# PROVIDED DATA
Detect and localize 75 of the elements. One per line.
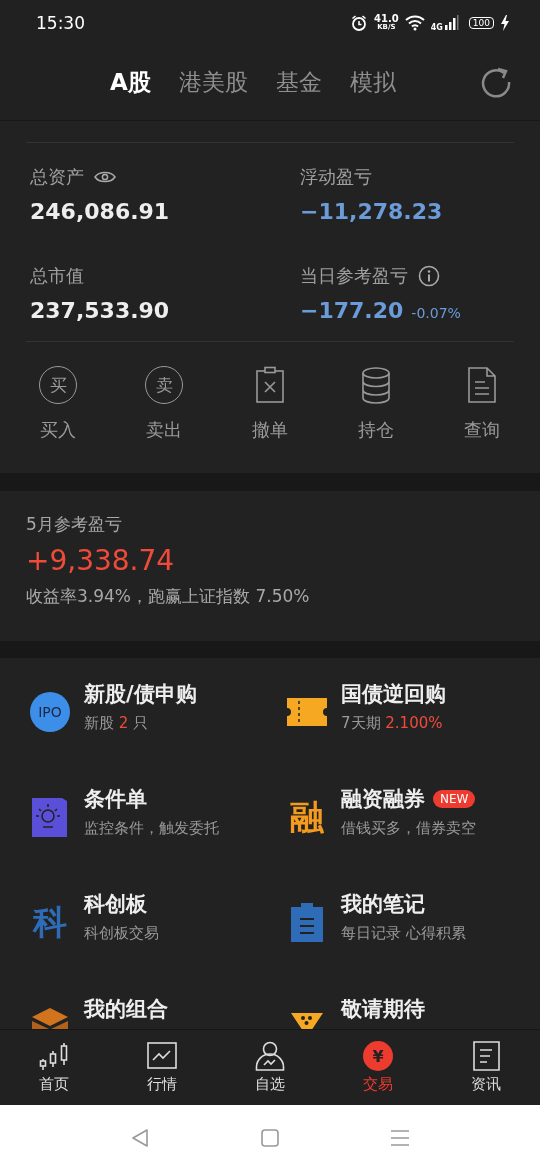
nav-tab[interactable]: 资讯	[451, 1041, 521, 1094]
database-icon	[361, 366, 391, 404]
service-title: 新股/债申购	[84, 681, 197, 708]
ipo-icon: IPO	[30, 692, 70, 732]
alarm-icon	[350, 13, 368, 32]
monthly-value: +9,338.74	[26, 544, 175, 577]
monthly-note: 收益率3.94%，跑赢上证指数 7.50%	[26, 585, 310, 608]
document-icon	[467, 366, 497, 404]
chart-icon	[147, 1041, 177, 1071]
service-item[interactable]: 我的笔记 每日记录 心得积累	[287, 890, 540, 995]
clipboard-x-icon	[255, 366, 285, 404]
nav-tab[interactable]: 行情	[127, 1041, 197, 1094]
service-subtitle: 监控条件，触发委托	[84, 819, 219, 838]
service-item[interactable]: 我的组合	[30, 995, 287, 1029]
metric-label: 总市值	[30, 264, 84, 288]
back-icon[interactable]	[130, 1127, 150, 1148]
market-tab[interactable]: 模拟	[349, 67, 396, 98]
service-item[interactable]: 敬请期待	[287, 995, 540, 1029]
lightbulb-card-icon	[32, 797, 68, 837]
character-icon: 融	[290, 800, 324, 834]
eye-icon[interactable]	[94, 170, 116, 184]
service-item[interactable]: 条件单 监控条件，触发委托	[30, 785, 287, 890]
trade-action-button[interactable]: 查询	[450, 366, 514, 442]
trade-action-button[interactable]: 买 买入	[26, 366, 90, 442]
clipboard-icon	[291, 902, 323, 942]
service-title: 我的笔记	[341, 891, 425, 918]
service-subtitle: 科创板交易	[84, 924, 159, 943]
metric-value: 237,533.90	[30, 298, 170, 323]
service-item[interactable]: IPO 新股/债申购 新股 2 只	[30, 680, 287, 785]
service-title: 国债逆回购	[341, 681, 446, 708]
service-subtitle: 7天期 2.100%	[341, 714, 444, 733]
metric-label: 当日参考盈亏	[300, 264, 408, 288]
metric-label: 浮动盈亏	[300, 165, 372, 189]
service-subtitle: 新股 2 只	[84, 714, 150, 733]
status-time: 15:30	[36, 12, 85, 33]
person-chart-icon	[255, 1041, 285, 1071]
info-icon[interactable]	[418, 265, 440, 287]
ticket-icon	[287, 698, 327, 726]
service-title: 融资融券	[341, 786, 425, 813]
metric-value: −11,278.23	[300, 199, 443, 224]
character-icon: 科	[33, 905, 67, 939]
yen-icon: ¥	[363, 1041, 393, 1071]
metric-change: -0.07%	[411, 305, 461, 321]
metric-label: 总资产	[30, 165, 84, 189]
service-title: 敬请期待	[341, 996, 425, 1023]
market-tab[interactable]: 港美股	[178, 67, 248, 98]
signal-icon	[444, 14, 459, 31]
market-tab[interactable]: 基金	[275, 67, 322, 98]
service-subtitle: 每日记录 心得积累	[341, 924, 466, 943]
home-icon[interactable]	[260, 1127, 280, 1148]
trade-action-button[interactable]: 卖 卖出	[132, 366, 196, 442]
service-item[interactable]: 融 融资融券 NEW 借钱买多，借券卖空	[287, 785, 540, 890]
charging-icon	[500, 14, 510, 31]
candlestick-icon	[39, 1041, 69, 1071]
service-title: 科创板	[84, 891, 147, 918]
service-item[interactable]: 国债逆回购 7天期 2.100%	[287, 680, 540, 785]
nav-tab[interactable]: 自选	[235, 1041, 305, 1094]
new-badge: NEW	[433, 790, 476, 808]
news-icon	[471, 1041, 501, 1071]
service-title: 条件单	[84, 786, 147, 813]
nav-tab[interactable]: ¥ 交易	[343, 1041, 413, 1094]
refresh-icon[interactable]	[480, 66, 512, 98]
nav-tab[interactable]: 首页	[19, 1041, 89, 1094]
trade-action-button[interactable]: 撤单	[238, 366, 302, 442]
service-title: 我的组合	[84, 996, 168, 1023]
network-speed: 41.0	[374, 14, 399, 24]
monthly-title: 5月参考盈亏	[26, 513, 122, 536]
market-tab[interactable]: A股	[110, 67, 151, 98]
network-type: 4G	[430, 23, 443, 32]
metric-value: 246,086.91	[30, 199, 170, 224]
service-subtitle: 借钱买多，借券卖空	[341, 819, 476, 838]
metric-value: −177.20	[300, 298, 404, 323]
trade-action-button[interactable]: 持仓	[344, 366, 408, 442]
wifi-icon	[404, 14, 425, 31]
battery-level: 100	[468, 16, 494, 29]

# WHAT NEEDS TO BE DONE
Copy every line of the listing above verbatim, leaving out the picture.

# ANSWER FOR THIS EXERCISE
Detect and localize 75 of the elements. One per line.
nav-tab[interactable]: 资讯	[451, 1041, 521, 1094]
database-icon	[361, 366, 391, 404]
service-title: 新股/债申购	[84, 681, 197, 708]
ipo-icon: IPO	[30, 692, 70, 732]
alarm-icon	[350, 13, 368, 32]
monthly-value: +9,338.74	[26, 544, 175, 577]
monthly-note: 收益率3.94%，跑赢上证指数 7.50%	[26, 585, 310, 608]
document-icon	[467, 366, 497, 404]
chart-icon	[147, 1041, 177, 1071]
service-item[interactable]: 我的笔记 每日记录 心得积累	[287, 890, 540, 995]
clipboard-x-icon	[255, 366, 285, 404]
nav-tab[interactable]: 行情	[127, 1041, 197, 1094]
service-subtitle: 监控条件，触发委托	[84, 819, 219, 838]
service-item[interactable]: 我的组合	[30, 995, 287, 1029]
metric-label: 总市值	[30, 264, 84, 288]
back-icon[interactable]	[130, 1127, 150, 1148]
market-tab[interactable]: 模拟	[349, 67, 396, 98]
service-item[interactable]: 敬请期待	[287, 995, 540, 1029]
lightbulb-card-icon	[32, 797, 68, 837]
character-icon: 融	[290, 800, 324, 834]
eye-icon[interactable]	[94, 170, 116, 184]
service-item[interactable]: 条件单 监控条件，触发委托	[30, 785, 287, 890]
trade-action-button[interactable]: 查询	[450, 366, 514, 442]
trade-action-button[interactable]: 买 买入	[26, 366, 90, 442]
clipboard-icon	[291, 902, 323, 942]
service-title: 我的笔记	[341, 891, 425, 918]
service-subtitle: 科创板交易	[84, 924, 159, 943]
metric-value: 237,533.90	[30, 298, 170, 323]
service-item[interactable]: IPO 新股/债申购 新股 2 只	[30, 680, 287, 785]
service-title: 国债逆回购	[341, 681, 446, 708]
service-subtitle: 7天期 2.100%	[341, 714, 444, 733]
metric-label: 当日参考盈亏	[300, 264, 408, 288]
metric-label: 浮动盈亏	[300, 165, 372, 189]
service-subtitle: 新股 2 只	[84, 714, 150, 733]
status-time: 15:30	[36, 12, 85, 33]
person-chart-icon	[255, 1041, 285, 1071]
info-icon[interactable]	[418, 265, 440, 287]
ticket-icon	[287, 698, 327, 726]
service-title: 融资融券	[341, 786, 425, 813]
metric-value: −11,278.23	[300, 199, 443, 224]
character-icon: 科	[33, 905, 67, 939]
yen-icon: ¥	[363, 1041, 393, 1071]
metric-change: -0.07%	[411, 305, 461, 321]
metric-label: 总资产	[30, 165, 84, 189]
service-title: 敬请期待	[341, 996, 425, 1023]
market-tab[interactable]: 港美股	[178, 67, 248, 98]
signal-icon	[444, 14, 459, 31]
market-tab[interactable]: 基金	[275, 67, 322, 98]
service-subtitle: 每日记录 心得积累	[341, 924, 466, 943]
home-icon[interactable]	[260, 1127, 280, 1148]
trade-action-button[interactable]: 卖 卖出	[132, 366, 196, 442]
service-item[interactable]: 融 融资融券 NEW 借钱买多，借券卖空	[287, 785, 540, 890]
charging-icon	[500, 14, 510, 31]
candlestick-icon	[39, 1041, 69, 1071]
service-title: 科创板	[84, 891, 147, 918]
service-item[interactable]: 国债逆回购 7天期 2.100%	[287, 680, 540, 785]
nav-tab[interactable]: 自选	[235, 1041, 305, 1094]
new-badge: NEW	[433, 790, 476, 808]
news-icon	[471, 1041, 501, 1071]
service-title: 条件单	[84, 786, 147, 813]
nav-tab[interactable]: ¥ 交易	[343, 1041, 413, 1094]
refresh-icon[interactable]	[480, 66, 512, 98]
nav-tab[interactable]: 首页	[19, 1041, 89, 1094]
trade-action-button[interactable]: 撤单	[238, 366, 302, 442]
service-title: 我的组合	[84, 996, 168, 1023]
network-speed: 41.0	[374, 14, 399, 24]
monthly-title: 5月参考盈亏	[26, 513, 122, 536]
market-tab[interactable]: A股	[110, 67, 151, 98]
network-type: 4G	[430, 23, 443, 32]
metric-value: 246,086.91	[30, 199, 170, 224]
service-subtitle: 借钱买多，借券卖空	[341, 819, 476, 838]
metric-value: −177.20	[300, 298, 404, 323]
trade-action-button[interactable]: 持仓	[344, 366, 408, 442]
wifi-icon	[404, 14, 425, 31]
battery-level: 100	[468, 16, 494, 29]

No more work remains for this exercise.